- _EXERCISE AIM_: Reproduce all the entries exactly and keep the pictures out.

- _GIVEN INFORMATION_:
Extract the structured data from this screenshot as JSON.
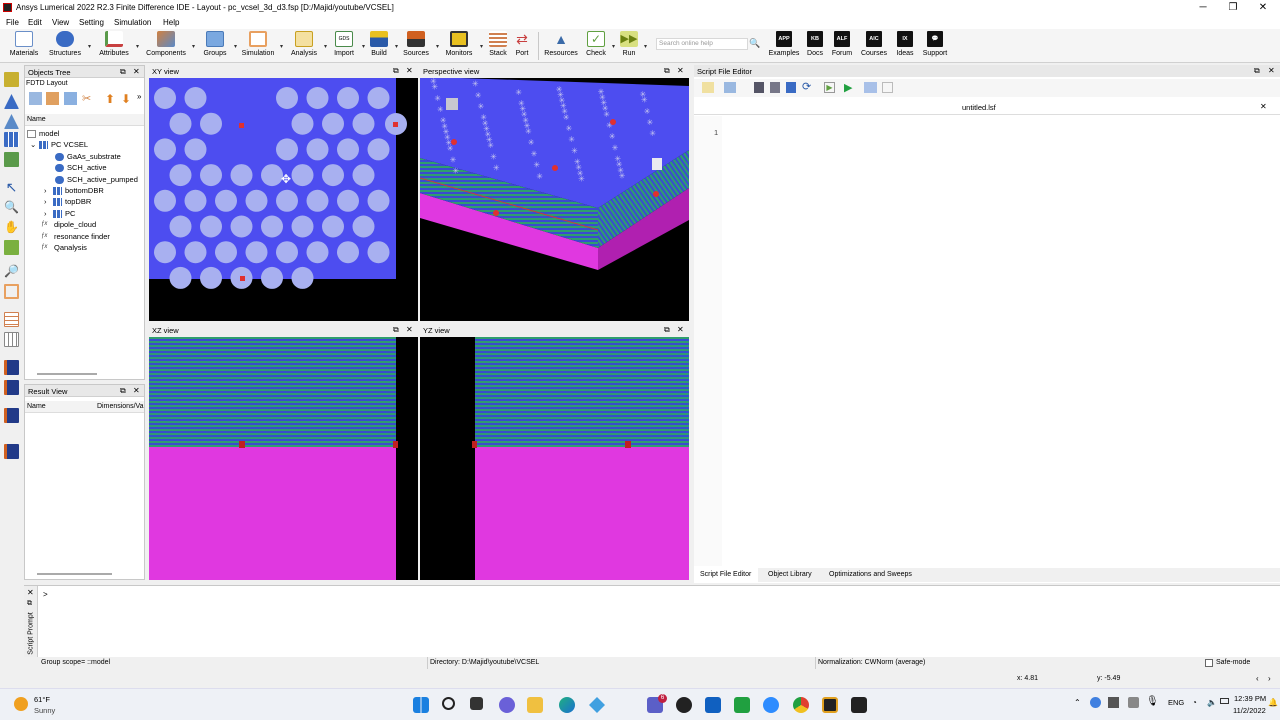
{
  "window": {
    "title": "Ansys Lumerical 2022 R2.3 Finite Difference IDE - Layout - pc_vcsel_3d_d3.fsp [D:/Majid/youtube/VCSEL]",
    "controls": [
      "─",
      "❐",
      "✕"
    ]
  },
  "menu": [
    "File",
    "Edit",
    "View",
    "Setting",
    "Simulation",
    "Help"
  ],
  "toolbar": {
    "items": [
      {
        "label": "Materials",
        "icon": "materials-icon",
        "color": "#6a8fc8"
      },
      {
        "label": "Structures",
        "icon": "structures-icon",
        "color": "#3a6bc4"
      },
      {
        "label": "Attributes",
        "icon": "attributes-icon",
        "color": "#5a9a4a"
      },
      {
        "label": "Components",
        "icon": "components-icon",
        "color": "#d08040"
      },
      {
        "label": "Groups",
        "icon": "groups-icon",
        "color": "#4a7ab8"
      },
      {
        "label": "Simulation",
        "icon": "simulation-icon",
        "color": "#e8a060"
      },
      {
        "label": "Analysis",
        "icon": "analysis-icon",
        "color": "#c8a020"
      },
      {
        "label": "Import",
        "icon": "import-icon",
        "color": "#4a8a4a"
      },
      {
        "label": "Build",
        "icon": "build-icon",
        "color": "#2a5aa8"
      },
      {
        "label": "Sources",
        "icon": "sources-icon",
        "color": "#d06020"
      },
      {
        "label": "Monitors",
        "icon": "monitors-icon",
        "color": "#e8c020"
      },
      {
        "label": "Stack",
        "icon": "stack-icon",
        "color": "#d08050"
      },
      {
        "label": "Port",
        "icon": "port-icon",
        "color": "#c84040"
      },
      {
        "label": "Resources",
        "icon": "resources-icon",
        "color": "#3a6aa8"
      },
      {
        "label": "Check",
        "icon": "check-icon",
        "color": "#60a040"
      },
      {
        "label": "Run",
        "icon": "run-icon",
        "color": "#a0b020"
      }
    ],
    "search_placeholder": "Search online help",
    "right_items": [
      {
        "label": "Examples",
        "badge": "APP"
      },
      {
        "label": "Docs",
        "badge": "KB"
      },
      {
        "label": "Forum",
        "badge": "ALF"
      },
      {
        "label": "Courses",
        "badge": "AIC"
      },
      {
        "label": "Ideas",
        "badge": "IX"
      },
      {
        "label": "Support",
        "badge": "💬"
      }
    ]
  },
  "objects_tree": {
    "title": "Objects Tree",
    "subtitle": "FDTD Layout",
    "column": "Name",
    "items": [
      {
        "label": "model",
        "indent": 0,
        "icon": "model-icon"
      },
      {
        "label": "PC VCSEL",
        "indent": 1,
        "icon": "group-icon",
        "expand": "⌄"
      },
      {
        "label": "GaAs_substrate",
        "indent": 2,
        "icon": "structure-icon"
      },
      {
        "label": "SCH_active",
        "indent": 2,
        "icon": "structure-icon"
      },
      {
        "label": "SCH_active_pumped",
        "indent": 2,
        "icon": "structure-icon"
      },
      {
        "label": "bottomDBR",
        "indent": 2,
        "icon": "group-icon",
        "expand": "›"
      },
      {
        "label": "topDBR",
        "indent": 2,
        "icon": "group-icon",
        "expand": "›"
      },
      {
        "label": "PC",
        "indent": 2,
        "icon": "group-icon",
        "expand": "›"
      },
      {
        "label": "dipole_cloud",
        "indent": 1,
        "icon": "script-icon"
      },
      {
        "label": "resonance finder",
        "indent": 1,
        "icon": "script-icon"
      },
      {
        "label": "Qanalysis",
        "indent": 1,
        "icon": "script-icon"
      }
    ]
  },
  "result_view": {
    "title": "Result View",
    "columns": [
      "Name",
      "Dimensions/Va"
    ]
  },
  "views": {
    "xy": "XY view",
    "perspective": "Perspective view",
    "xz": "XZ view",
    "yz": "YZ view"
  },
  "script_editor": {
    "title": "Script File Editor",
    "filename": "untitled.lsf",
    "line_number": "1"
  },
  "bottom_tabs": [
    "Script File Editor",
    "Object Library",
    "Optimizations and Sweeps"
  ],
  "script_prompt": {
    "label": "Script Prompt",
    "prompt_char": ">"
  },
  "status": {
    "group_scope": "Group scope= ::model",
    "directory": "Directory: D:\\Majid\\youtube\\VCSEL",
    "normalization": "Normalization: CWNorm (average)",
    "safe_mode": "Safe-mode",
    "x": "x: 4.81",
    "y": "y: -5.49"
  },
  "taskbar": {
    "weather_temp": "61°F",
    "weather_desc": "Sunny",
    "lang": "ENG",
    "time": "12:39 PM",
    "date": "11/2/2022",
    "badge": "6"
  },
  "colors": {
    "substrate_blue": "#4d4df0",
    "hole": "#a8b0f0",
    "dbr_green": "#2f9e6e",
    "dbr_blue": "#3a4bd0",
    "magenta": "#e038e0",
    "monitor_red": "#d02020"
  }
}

- _ANSWER TO THIS PROBLEM_:
Extract the structured data from this screenshot as JSON.
{
  "window": {
    "title": "Ansys Lumerical 2022 R2.3 Finite Difference IDE - Layout - pc_vcsel_3d_d3.fsp [D:/Majid/youtube/VCSEL]",
    "controls": [
      "─",
      "❐",
      "✕"
    ]
  },
  "menu": [
    "File",
    "Edit",
    "View",
    "Setting",
    "Simulation",
    "Help"
  ],
  "toolbar": {
    "items": [
      {
        "label": "Materials",
        "icon": "materials-icon",
        "color": "#6a8fc8"
      },
      {
        "label": "Structures",
        "icon": "structures-icon",
        "color": "#3a6bc4"
      },
      {
        "label": "Attributes",
        "icon": "attributes-icon",
        "color": "#5a9a4a"
      },
      {
        "label": "Components",
        "icon": "components-icon",
        "color": "#d08040"
      },
      {
        "label": "Groups",
        "icon": "groups-icon",
        "color": "#4a7ab8"
      },
      {
        "label": "Simulation",
        "icon": "simulation-icon",
        "color": "#e8a060"
      },
      {
        "label": "Analysis",
        "icon": "analysis-icon",
        "color": "#c8a020"
      },
      {
        "label": "Import",
        "icon": "import-icon",
        "color": "#4a8a4a"
      },
      {
        "label": "Build",
        "icon": "build-icon",
        "color": "#2a5aa8"
      },
      {
        "label": "Sources",
        "icon": "sources-icon",
        "color": "#d06020"
      },
      {
        "label": "Monitors",
        "icon": "monitors-icon",
        "color": "#e8c020"
      },
      {
        "label": "Stack",
        "icon": "stack-icon",
        "color": "#d08050"
      },
      {
        "label": "Port",
        "icon": "port-icon",
        "color": "#c84040"
      },
      {
        "label": "Resources",
        "icon": "resources-icon",
        "color": "#3a6aa8"
      },
      {
        "label": "Check",
        "icon": "check-icon",
        "color": "#60a040"
      },
      {
        "label": "Run",
        "icon": "run-icon",
        "color": "#a0b020"
      }
    ],
    "search_placeholder": "Search online help",
    "right_items": [
      {
        "label": "Examples",
        "badge": "APP"
      },
      {
        "label": "Docs",
        "badge": "KB"
      },
      {
        "label": "Forum",
        "badge": "ALF"
      },
      {
        "label": "Courses",
        "badge": "AIC"
      },
      {
        "label": "Ideas",
        "badge": "IX"
      },
      {
        "label": "Support",
        "badge": "💬"
      }
    ]
  },
  "objects_tree": {
    "title": "Objects Tree",
    "subtitle": "FDTD Layout",
    "column": "Name",
    "items": [
      {
        "label": "model",
        "indent": 0,
        "icon": "model-icon"
      },
      {
        "label": "PC VCSEL",
        "indent": 1,
        "icon": "group-icon",
        "expand": "⌄"
      },
      {
        "label": "GaAs_substrate",
        "indent": 2,
        "icon": "structure-icon"
      },
      {
        "label": "SCH_active",
        "indent": 2,
        "icon": "structure-icon"
      },
      {
        "label": "SCH_active_pumped",
        "indent": 2,
        "icon": "structure-icon"
      },
      {
        "label": "bottomDBR",
        "indent": 2,
        "icon": "group-icon",
        "expand": "›"
      },
      {
        "label": "topDBR",
        "indent": 2,
        "icon": "group-icon",
        "expand": "›"
      },
      {
        "label": "PC",
        "indent": 2,
        "icon": "group-icon",
        "expand": "›"
      },
      {
        "label": "dipole_cloud",
        "indent": 1,
        "icon": "script-icon"
      },
      {
        "label": "resonance finder",
        "indent": 1,
        "icon": "script-icon"
      },
      {
        "label": "Qanalysis",
        "indent": 1,
        "icon": "script-icon"
      }
    ]
  },
  "result_view": {
    "title": "Result View",
    "columns": [
      "Name",
      "Dimensions/Va"
    ]
  },
  "views": {
    "xy": "XY view",
    "perspective": "Perspective view",
    "xz": "XZ view",
    "yz": "YZ view"
  },
  "script_editor": {
    "title": "Script File Editor",
    "filename": "untitled.lsf",
    "line_number": "1"
  },
  "bottom_tabs": [
    "Script File Editor",
    "Object Library",
    "Optimizations and Sweeps"
  ],
  "script_prompt": {
    "label": "Script Prompt",
    "prompt_char": ">"
  },
  "status": {
    "group_scope": "Group scope= ::model",
    "directory": "Directory: D:\\Majid\\youtube\\VCSEL",
    "normalization": "Normalization: CWNorm (average)",
    "safe_mode": "Safe-mode",
    "x": "x: 4.81",
    "y": "y: -5.49"
  },
  "taskbar": {
    "weather_temp": "61°F",
    "weather_desc": "Sunny",
    "lang": "ENG",
    "time": "12:39 PM",
    "date": "11/2/2022",
    "badge": "6"
  },
  "colors": {
    "substrate_blue": "#4d4df0",
    "hole": "#a8b0f0",
    "dbr_green": "#2f9e6e",
    "dbr_blue": "#3a4bd0",
    "magenta": "#e038e0",
    "monitor_red": "#d02020"
  }
}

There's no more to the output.